== Your goal ==
Filter the entries below down to the lines that contain the string "title", and copy each matching line unchanged.

== Data extract ==
--- start ---

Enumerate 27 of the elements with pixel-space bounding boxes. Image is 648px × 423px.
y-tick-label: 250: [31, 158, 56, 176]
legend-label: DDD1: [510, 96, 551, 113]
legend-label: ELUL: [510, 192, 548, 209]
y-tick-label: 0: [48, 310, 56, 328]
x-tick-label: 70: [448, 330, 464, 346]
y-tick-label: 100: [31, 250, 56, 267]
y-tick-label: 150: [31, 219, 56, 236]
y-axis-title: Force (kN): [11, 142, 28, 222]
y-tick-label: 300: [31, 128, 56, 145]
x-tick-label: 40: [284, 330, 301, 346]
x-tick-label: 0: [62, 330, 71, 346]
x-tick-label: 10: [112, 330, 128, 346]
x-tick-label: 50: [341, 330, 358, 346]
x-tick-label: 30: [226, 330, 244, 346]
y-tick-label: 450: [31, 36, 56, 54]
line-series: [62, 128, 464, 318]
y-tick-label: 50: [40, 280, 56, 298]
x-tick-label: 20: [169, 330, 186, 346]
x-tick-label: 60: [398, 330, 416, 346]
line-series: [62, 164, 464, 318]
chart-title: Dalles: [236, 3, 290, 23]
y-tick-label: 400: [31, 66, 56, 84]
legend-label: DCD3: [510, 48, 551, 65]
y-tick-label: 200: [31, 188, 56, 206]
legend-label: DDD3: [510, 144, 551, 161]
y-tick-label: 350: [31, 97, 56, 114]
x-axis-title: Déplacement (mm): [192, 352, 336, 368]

--- end ---

== Written response ==
y-axis-title: Force (kN): [11, 142, 28, 222]
chart-title: Dalles: [236, 3, 290, 23]
x-axis-title: Déplacement (mm): [192, 352, 336, 368]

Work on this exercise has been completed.